- **To be done**
All of the material below is to be restated word for word, apart from the pictures.

- **Task input**
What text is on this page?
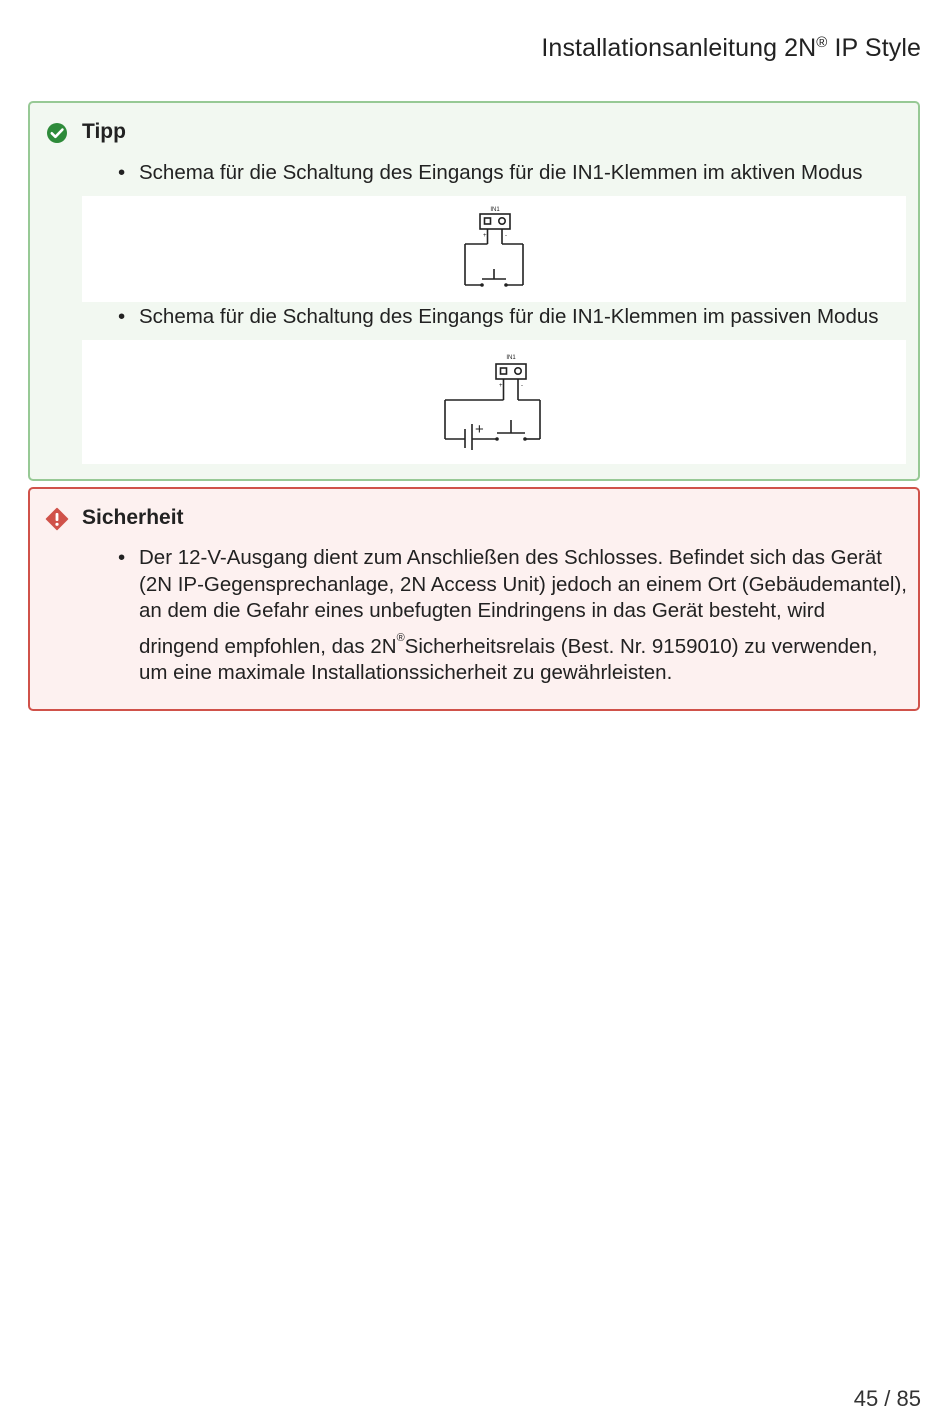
Installationsanleitung 2N® IP Style
Tipp
• Schema für die Schaltung des Eingangs für die IN1-Klemmen im aktiven Modus
IN1
+	-
• Schema für die Schaltung des Eingangs für die IN1-Klemmen im passiven Modus
IN1
+	-
+
Sicherheit
• Der 12-V-Ausgang dient zum Anschließen des Schlosses. Befindet sich das Gerät (2N IP-Gegensprechanlage, 2N Access Unit) jedoch an einem Ort (Gebäudemantel), an dem die Gefahr eines unbefugten Eindringens in das Gerät besteht, wird dringend empfohlen, das 2N®Sicherheitsrelais (Best. Nr. 9159010) zu verwenden, um eine maximale Installationssicherheit zu gewährleisten.
45 / 85
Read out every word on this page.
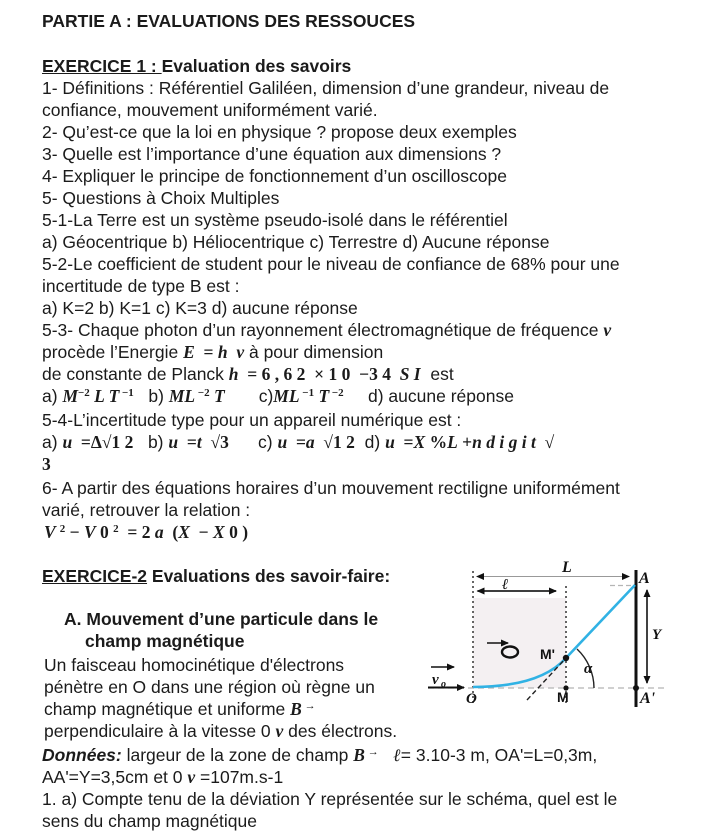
PARTIE A : EVALUATIONS DES RESSOUCES
EXERCICE 1 : Evaluation des savoirs
1- Définitions : Référentiel Galiléen, dimension d’une grandeur, niveau de
confiance, mouvement uniformément varié.
2- Qu’est-ce que la loi en physique ? propose deux exemples
3- Quelle est l’importance d’une équation aux dimensions ?
4- Expliquer le principe de fonctionnement d’un oscilloscope
5- Questions à Choix Multiples
5-1-La Terre est un système pseudo-isolé dans le référentiel
a) Géocentrique b) Héliocentrique c) Terrestre d) Aucune réponse
5-2-Le coefficient de student pour le niveau de confiance de 68% pour une
incertitude de type B est :
a) K=2 b) K=1 c) K=3 d) aucune réponse
5-3- Chaque photon d’un rayonnement électromagnétique de fréquence ν
procède l’Energie E  = h  ν à pour dimension
de constante de Planck h  = 6 , 6 2  × 1 0  −3 4  S I  est
a) $M^{-2}$ L T $^{-1}$   b) ML $^{-2}$ T       c)ML $^{-1}$ T $^{-2}$     d) aucune réponse
5-4-L’incertitude type pour un appareil numérique est :
a) u  =Δ√1 2   b) u  =t  √3      c) u  =a  √1 2  d) u  =X %L +n d i g i t  √
3
6- A partir des équations horaires d’un mouvement rectiligne uniformément
varié, retrouver la relation :
V $^2$ − V 0 $^2$  = 2 a  (X  − X 0 )
EXERCICE-2 Evaluations des savoir-faire:
A. Mouvement d’une particule dans le
champ magnétique
Un faisceau homocinétique d'électrons
pénètre en O dans une région où règne un
champ magnétique et uniforme B →
perpendiculaire à la vitesse 0 v des électrons.
Données: largeur de la zone de champ B → ℓ= 3.10-3 m, OA'=L=0,3m,
AA'=Y=3,5cm et 0 v =107m.s-1
1. a) Compte tenu de la déviation Y représentée sur le schéma, quel est le
sens du champ magnétique
L
ℓ	A
A'
Y
α
M'
M
v o
O
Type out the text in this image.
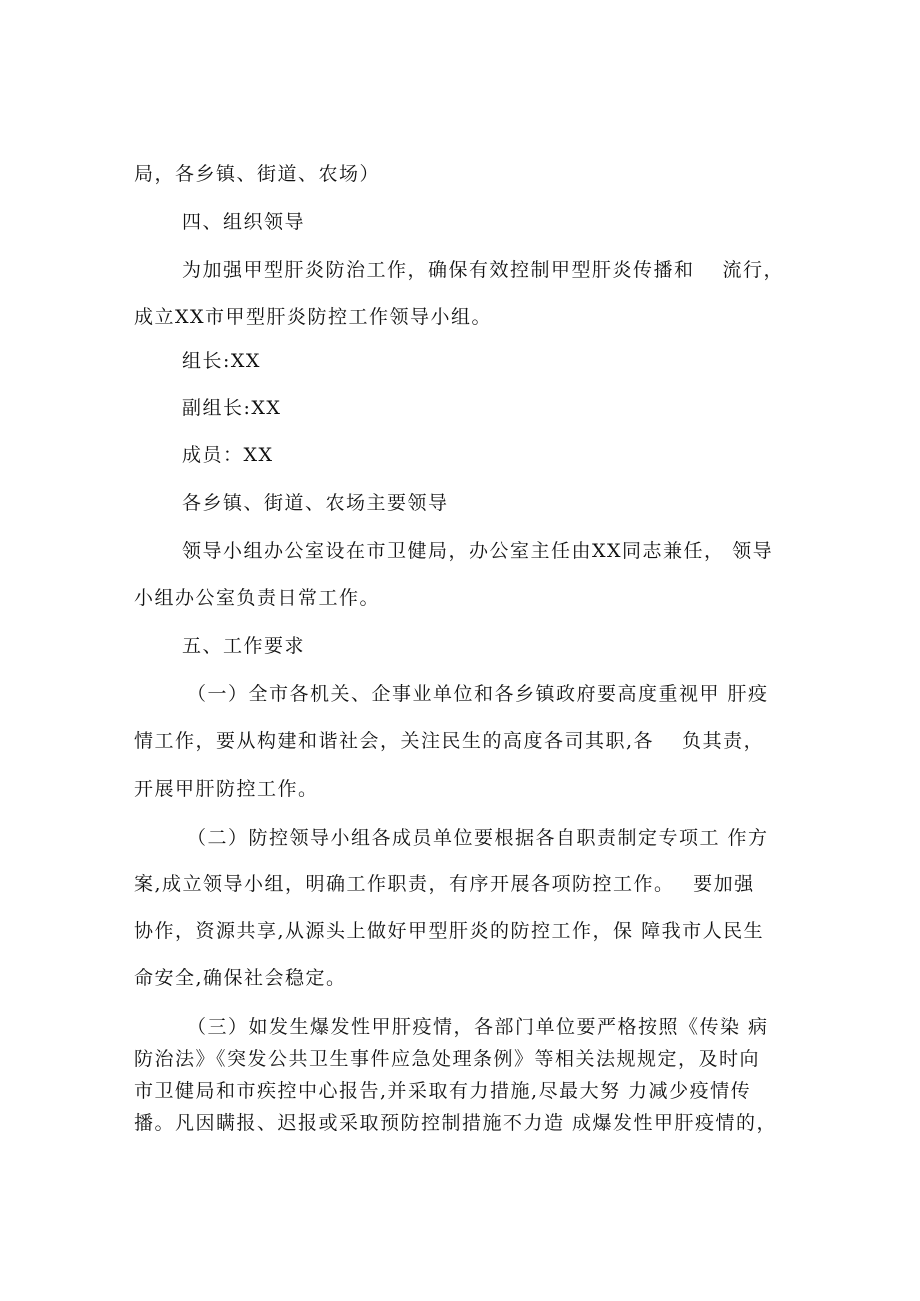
局，各乡镇、街道、农场）
四、组织领导
为加强甲型肝炎防治工作，确保有效控制甲型肝炎传播和　 流行，
成立XX市甲型肝炎防控工作领导小组。
组长:XX
副组长:XX
成员：XX
各乡镇、街道、农场主要领导
领导小组办公室设在市卫健局，办公室主任由XX同志兼任， 领导
小组办公室负责日常工作。
五、工作要求
（一）全市各机关、企事业单位和各乡镇政府要高度重视甲 肝疫
情工作，要从构建和谐社会，关注民生的高度各司其职,各　 负其责，
开展甲肝防控工作。
（二）防控领导小组各成员单位要根据各自职责制定专项工 作方
案,成立领导小组，明确工作职责，有序开展各项防控工作。　 要加强
协作，资源共享,从源头上做好甲型肝炎的防控工作，保 障我市人民生
命安全,确保社会稳定。
（三）如发生爆发性甲肝疫情，各部门单位要严格按照《传染 病
防治法》《突发公共卫生事件应急处理条例》等相关法规规定，及时向
市卫健局和市疾控中心报告,并采取有力措施,尽最大努 力减少疫情传
播。凡因瞒报、迟报或采取预防控制措施不力造 成爆发性甲肝疫情的，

- **Solution to the problem**
What text is on this page?
Installationsanleitung 2N® IP Style
Tipp
• Schema für die Schaltung des Eingangs für die IN1-Klemmen im aktiven Modus
IN1
+	-
• Schema für die Schaltung des Eingangs für die IN1-Klemmen im passiven Modus
IN1
+	-
+
Sicherheit
• Der 12-V-Ausgang dient zum Anschließen des Schlosses. Befindet sich das Gerät (2N IP-Gegensprechanlage, 2N Access Unit) jedoch an einem Ort (Gebäudemantel), an dem die Gefahr eines unbefugten Eindringens in das Gerät besteht, wird dringend empfohlen, das 2N®Sicherheitsrelais (Best. Nr. 9159010) zu verwenden, um eine maximale Installationssicherheit zu gewährleisten.
45 / 85
Read out every word on this page.
PARTIE A : EVALUATIONS DES RESSOUCES
EXERCICE 1 : Evaluation des savoirs
1- Définitions : Référentiel Galiléen, dimension d’une grandeur, niveau de
confiance, mouvement uniformément varié.
2- Qu’est-ce que la loi en physique ? propose deux exemples
3- Quelle est l’importance d’une équation aux dimensions ?
4- Expliquer le principe de fonctionnement d’un oscilloscope
5- Questions à Choix Multiples
5-1-La Terre est un système pseudo-isolé dans le référentiel
a) Géocentrique b) Héliocentrique c) Terrestre d) Aucune réponse
5-2-Le coefficient de student pour le niveau de confiance de 68% pour une
incertitude de type B est :
a) K=2 b) K=1 c) K=3 d) aucune réponse
5-3- Chaque photon d’un rayonnement électromagnétique de fréquence ν
procède l’Energie E  = h  ν à pour dimension
de constante de Planck h  = 6 , 6 2  × 1 0  −3 4  S I  est
a) $M^{-2}$ L T $^{-1}$   b) ML $^{-2}$ T       c)ML $^{-1}$ T $^{-2}$     d) aucune réponse
5-4-L’incertitude type pour un appareil numérique est :
a) u  =Δ√1 2   b) u  =t  √3      c) u  =a  √1 2  d) u  =X %L +n d i g i t  √
3
6- A partir des équations horaires d’un mouvement rectiligne uniformément
varié, retrouver la relation :
V $^2$ − V 0 $^2$  = 2 a  (X  − X 0 )
EXERCICE-2 Evaluations des savoir-faire:
A. Mouvement d’une particule dans le
champ magnétique
Un faisceau homocinétique d'électrons
pénètre en O dans une région où règne un
champ magnétique et uniforme B →
perpendiculaire à la vitesse 0 v des électrons.
Données: largeur de la zone de champ B → ℓ= 3.10-3 m, OA'=L=0,3m,
AA'=Y=3,5cm et 0 v =107m.s-1
1. a) Compte tenu de la déviation Y représentée sur le schéma, quel est le
sens du champ magnétique
L
ℓ	A
A'
Y
α
M'
M
v o
O
Type out the text in this image.
局，各乡镇、街道、农场）
四、组织领导
为加强甲型肝炎防治工作，确保有效控制甲型肝炎传播和　 流行，
成立XX市甲型肝炎防控工作领导小组。
组长:XX
副组长:XX
成员：XX
各乡镇、街道、农场主要领导
领导小组办公室设在市卫健局，办公室主任由XX同志兼任， 领导
小组办公室负责日常工作。
五、工作要求
（一）全市各机关、企事业单位和各乡镇政府要高度重视甲 肝疫
情工作，要从构建和谐社会，关注民生的高度各司其职,各　 负其责，
开展甲肝防控工作。
（二）防控领导小组各成员单位要根据各自职责制定专项工 作方
案,成立领导小组，明确工作职责，有序开展各项防控工作。　 要加强
协作，资源共享,从源头上做好甲型肝炎的防控工作，保 障我市人民生
命安全,确保社会稳定。
（三）如发生爆发性甲肝疫情，各部门单位要严格按照《传染 病
防治法》《突发公共卫生事件应急处理条例》等相关法规规定，及时向
市卫健局和市疾控中心报告,并采取有力措施,尽最大努 力减少疫情传
播。凡因瞒报、迟报或采取预防控制措施不力造 成爆发性甲肝疫情的，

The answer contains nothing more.